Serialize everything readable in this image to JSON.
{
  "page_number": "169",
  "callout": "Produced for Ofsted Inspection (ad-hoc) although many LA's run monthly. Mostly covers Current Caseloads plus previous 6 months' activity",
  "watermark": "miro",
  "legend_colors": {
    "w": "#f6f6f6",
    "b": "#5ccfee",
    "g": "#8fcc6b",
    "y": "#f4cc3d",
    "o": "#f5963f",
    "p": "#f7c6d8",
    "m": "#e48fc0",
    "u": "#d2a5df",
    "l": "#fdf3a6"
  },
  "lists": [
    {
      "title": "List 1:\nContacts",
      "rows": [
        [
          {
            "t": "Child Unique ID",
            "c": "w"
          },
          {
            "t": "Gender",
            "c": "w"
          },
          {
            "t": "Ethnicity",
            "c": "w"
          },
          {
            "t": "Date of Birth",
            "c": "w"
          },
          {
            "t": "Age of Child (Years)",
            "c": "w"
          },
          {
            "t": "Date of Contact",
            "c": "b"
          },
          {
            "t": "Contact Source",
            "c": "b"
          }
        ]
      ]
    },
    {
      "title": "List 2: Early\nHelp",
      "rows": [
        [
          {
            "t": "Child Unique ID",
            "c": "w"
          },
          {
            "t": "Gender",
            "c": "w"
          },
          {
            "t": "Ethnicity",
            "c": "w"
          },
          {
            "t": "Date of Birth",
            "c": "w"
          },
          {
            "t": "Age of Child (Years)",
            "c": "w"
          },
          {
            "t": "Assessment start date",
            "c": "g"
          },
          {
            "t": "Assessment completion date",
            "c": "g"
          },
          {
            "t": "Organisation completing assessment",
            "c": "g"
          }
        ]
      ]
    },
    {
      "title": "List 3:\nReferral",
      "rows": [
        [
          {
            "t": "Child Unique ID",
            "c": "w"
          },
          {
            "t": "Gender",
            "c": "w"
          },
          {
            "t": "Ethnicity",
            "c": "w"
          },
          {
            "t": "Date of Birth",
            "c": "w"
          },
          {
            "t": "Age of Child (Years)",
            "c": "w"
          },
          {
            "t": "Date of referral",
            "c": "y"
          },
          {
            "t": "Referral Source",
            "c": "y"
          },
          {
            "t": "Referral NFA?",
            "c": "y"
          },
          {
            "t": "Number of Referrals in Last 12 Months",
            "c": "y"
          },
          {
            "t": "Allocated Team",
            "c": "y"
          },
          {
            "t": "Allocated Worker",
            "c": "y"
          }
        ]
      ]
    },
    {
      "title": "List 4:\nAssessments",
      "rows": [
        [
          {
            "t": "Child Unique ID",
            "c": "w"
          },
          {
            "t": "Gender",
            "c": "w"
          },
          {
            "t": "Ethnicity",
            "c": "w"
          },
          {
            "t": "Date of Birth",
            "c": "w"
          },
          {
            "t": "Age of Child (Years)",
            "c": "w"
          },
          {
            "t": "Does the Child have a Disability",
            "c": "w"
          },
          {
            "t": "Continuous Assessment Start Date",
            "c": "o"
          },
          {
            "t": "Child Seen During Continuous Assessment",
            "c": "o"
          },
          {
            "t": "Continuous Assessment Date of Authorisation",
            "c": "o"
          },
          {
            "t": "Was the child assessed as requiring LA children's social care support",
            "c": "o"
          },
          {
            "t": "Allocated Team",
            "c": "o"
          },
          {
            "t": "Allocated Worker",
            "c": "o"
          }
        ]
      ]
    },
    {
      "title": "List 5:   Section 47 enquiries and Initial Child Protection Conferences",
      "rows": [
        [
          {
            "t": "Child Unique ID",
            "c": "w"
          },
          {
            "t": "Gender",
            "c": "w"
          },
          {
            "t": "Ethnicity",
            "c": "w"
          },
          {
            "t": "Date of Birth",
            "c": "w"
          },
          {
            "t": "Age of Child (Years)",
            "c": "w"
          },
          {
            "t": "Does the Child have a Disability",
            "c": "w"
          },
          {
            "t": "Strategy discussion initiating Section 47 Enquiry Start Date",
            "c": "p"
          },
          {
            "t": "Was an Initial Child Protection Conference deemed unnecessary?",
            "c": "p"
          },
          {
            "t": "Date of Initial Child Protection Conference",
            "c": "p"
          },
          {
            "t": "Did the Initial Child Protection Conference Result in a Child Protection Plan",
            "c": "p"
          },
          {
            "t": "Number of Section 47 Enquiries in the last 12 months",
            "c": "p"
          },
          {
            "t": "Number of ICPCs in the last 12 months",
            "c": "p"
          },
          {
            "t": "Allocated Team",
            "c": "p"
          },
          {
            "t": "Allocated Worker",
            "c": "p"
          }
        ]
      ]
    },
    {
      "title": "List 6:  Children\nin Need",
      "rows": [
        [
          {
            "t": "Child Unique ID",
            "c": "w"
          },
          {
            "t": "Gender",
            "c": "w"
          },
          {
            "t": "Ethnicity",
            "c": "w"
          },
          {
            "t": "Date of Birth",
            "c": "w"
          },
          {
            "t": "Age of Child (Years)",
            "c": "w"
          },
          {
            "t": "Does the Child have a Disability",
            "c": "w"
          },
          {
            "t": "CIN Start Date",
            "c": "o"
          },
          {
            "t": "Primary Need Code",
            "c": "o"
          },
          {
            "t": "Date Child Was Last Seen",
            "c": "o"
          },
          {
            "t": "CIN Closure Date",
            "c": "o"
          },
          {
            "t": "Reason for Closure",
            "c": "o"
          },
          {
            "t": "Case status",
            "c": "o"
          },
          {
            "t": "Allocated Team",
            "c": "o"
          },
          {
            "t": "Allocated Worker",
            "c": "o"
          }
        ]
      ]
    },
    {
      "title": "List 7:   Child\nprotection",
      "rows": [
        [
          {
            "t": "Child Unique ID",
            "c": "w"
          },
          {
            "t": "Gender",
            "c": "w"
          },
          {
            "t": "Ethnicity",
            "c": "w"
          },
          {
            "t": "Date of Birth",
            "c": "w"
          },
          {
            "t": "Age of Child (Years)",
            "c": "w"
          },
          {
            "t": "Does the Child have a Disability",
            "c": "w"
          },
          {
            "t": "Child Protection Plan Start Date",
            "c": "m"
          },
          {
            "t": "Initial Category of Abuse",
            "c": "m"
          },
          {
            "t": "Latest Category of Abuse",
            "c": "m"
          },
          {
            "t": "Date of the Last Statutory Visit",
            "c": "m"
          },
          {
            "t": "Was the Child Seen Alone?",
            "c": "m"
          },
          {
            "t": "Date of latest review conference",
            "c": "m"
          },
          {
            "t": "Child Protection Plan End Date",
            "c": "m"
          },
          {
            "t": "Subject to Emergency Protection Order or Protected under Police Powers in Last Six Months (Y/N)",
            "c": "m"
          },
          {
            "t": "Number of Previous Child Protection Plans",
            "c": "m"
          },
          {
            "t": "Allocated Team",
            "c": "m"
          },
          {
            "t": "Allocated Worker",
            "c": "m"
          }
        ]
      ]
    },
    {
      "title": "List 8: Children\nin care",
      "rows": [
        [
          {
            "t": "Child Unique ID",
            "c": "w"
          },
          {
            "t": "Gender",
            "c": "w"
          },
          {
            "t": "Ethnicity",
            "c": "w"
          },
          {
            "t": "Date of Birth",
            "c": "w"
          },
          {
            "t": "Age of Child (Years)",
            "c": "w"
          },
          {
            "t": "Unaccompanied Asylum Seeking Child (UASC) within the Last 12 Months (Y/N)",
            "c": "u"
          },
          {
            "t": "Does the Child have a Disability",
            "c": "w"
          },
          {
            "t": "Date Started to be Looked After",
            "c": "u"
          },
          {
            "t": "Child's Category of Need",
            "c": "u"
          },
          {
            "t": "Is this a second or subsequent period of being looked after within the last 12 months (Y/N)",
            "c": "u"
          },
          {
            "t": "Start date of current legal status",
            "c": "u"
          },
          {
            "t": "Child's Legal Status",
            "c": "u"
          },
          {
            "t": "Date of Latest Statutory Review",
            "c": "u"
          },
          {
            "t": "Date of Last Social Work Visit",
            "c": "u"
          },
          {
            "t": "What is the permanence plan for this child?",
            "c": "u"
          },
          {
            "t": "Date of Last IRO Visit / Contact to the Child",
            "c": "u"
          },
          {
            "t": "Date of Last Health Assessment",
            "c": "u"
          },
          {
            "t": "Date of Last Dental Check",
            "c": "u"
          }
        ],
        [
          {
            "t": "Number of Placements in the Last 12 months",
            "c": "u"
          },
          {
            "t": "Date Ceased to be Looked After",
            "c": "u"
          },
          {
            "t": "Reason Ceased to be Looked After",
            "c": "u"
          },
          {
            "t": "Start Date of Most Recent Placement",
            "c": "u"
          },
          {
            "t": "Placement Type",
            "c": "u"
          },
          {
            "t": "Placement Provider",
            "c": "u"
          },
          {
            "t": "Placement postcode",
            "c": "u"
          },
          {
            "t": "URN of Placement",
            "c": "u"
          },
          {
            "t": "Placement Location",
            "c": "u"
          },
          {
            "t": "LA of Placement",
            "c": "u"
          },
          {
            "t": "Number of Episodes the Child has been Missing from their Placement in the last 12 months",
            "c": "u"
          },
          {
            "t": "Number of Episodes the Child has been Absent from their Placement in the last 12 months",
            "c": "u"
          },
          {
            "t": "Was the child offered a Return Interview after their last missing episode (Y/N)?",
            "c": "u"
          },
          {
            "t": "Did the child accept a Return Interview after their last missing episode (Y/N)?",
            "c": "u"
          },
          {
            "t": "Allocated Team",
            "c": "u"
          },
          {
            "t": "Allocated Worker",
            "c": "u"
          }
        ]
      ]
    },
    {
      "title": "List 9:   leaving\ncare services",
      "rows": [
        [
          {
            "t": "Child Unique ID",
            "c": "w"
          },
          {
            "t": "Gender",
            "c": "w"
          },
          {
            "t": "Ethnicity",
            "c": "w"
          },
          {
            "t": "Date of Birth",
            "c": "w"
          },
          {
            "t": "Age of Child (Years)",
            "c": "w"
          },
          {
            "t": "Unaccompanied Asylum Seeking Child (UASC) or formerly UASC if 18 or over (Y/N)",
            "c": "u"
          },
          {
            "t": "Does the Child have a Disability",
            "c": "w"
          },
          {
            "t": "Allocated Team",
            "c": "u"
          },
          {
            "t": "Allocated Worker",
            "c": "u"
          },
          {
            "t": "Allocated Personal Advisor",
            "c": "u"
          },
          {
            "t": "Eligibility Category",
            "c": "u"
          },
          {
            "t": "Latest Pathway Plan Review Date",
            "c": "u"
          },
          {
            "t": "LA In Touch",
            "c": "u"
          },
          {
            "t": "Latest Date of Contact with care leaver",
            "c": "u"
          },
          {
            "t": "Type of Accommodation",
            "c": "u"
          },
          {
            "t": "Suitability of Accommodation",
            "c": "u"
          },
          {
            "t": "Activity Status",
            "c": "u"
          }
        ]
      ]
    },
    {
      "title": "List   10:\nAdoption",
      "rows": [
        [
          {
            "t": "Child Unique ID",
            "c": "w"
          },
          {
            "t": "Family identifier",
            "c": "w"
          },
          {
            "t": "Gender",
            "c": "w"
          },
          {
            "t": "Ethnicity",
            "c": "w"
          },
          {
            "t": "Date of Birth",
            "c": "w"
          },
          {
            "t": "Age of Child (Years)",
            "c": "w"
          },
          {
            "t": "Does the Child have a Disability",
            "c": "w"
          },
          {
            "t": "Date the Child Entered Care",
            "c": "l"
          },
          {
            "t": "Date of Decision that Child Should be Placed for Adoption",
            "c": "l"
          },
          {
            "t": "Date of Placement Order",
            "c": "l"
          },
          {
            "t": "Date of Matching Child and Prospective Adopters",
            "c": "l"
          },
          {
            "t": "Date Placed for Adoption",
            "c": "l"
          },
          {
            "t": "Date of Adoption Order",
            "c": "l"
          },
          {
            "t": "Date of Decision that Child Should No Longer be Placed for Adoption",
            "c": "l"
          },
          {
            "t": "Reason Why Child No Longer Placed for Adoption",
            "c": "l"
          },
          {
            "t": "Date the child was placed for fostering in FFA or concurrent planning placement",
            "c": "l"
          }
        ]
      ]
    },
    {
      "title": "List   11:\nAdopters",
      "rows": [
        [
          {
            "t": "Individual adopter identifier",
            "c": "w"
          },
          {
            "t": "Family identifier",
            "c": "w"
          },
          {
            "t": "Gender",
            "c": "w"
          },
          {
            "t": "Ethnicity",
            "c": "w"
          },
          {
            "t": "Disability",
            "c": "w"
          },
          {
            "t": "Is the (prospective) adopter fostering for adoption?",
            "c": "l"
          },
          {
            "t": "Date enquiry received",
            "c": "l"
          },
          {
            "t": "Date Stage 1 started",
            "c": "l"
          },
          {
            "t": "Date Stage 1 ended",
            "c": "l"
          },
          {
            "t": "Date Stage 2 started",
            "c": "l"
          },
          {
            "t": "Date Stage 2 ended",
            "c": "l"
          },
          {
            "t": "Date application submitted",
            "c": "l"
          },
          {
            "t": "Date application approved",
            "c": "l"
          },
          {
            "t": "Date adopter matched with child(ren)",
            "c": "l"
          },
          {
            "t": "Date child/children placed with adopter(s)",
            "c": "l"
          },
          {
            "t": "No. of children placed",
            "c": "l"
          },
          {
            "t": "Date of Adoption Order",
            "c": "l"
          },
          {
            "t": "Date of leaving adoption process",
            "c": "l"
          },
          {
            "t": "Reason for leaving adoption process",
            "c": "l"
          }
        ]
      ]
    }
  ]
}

━━━

__Stated task__
Ascertain the number of lines in the entries that include the word "their", and report only that number.

__Answer to the exercise__
4